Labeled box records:
⟨
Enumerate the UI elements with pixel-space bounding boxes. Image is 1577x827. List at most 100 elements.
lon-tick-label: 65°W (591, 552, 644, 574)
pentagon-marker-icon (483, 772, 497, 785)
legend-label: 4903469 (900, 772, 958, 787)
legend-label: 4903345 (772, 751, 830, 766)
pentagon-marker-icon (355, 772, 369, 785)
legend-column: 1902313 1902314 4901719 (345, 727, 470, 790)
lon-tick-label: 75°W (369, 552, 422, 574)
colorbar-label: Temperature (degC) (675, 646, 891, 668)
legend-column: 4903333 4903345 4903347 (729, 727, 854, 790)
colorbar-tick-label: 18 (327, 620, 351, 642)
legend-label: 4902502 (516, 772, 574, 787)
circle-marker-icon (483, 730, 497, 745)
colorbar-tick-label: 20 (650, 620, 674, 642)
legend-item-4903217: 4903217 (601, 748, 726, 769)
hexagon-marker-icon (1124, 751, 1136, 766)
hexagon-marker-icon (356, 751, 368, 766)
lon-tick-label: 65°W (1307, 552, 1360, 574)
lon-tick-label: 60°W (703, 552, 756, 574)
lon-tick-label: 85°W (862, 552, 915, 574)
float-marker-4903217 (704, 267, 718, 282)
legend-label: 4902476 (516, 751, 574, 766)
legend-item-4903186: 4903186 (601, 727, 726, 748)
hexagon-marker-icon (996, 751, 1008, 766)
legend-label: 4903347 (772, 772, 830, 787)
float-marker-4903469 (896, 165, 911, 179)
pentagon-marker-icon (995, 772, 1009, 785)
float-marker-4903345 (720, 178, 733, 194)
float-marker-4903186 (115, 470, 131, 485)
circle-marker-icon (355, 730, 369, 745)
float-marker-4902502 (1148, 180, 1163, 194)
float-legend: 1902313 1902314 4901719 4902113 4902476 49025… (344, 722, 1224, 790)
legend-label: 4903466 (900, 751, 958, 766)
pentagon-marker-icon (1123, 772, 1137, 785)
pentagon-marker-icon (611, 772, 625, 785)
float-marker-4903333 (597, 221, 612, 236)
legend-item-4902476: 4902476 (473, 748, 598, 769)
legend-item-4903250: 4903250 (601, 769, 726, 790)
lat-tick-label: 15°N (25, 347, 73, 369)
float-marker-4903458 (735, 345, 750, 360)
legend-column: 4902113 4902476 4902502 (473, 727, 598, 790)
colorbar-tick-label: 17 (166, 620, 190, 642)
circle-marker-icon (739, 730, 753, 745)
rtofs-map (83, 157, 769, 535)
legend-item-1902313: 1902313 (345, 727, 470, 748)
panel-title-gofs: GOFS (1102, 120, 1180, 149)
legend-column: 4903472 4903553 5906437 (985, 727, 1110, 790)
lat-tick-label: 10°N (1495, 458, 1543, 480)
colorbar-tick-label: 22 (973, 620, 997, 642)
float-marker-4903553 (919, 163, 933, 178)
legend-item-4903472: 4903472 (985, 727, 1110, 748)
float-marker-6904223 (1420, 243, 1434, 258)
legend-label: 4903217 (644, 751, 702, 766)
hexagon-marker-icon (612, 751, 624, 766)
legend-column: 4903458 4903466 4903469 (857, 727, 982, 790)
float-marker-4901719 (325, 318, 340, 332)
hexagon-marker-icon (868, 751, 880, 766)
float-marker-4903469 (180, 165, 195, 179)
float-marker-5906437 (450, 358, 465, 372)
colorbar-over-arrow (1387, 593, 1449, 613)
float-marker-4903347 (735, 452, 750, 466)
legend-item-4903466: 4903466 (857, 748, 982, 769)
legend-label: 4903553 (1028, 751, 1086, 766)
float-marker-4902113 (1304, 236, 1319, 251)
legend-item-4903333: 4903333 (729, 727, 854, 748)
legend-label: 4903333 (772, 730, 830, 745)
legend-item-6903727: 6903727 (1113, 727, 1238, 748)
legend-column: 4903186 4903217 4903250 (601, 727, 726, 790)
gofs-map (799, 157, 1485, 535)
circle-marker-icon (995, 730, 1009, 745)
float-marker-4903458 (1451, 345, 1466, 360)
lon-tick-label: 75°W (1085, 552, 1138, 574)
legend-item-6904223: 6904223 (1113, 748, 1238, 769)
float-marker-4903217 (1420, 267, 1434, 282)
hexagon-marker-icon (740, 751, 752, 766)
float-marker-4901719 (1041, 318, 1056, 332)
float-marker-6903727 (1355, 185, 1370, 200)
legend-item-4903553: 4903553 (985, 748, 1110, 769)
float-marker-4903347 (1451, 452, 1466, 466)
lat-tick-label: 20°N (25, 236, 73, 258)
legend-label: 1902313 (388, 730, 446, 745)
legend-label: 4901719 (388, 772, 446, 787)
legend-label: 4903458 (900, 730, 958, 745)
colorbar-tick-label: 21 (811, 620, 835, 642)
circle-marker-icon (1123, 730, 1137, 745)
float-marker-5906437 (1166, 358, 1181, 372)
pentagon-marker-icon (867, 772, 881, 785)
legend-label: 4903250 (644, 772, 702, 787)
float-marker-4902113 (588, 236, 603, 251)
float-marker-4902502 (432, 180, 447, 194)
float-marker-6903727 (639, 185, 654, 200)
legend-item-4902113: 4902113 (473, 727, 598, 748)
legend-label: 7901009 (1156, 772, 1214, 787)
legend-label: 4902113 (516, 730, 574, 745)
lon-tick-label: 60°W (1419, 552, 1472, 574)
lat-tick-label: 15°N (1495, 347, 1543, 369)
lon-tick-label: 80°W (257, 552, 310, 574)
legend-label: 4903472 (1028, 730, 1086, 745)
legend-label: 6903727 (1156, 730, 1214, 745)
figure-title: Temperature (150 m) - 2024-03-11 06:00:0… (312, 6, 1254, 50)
⟩
*Short exercise*. Write out the lines of the records, starting from the first line and continuing through the line containing "legend-item-4903250: 4903250 (601, 769, 726, 790)", reproducing each one exactly.

*Answer in full*.
Enumerate the UI elements with pixel-space bounding boxes. Image is 1577x827. List at most 100 elements.
lon-tick-label: 65°W (591, 552, 644, 574)
pentagon-marker-icon (483, 772, 497, 785)
legend-label: 4903469 (900, 772, 958, 787)
legend-label: 4903345 (772, 751, 830, 766)
pentagon-marker-icon (355, 772, 369, 785)
legend-column: 1902313 1902314 4901719 (345, 727, 470, 790)
lon-tick-label: 75°W (369, 552, 422, 574)
colorbar-label: Temperature (degC) (675, 646, 891, 668)
legend-column: 4903333 4903345 4903347 (729, 727, 854, 790)
colorbar-tick-label: 18 (327, 620, 351, 642)
legend-label: 4902502 (516, 772, 574, 787)
circle-marker-icon (483, 730, 497, 745)
colorbar-tick-label: 20 (650, 620, 674, 642)
legend-item-4903217: 4903217 (601, 748, 726, 769)
hexagon-marker-icon (1124, 751, 1136, 766)
hexagon-marker-icon (356, 751, 368, 766)
lon-tick-label: 65°W (1307, 552, 1360, 574)
lon-tick-label: 60°W (703, 552, 756, 574)
lon-tick-label: 85°W (862, 552, 915, 574)
float-marker-4903217 (704, 267, 718, 282)
legend-label: 4902476 (516, 751, 574, 766)
legend-item-4903186: 4903186 (601, 727, 726, 748)
hexagon-marker-icon (996, 751, 1008, 766)
legend-label: 4903347 (772, 772, 830, 787)
float-marker-4903469 (896, 165, 911, 179)
pentagon-marker-icon (995, 772, 1009, 785)
float-marker-4903345 (720, 178, 733, 194)
float-marker-4903186 (115, 470, 131, 485)
circle-marker-icon (355, 730, 369, 745)
float-marker-4902502 (1148, 180, 1163, 194)
float-legend: 1902313 1902314 4901719 4902113 4902476 49025… (344, 722, 1224, 790)
legend-label: 4903466 (900, 751, 958, 766)
pentagon-marker-icon (1123, 772, 1137, 785)
pentagon-marker-icon (611, 772, 625, 785)
float-marker-4903333 (597, 221, 612, 236)
legend-item-4902476: 4902476 (473, 748, 598, 769)
legend-item-4903250: 4903250 (601, 769, 726, 790)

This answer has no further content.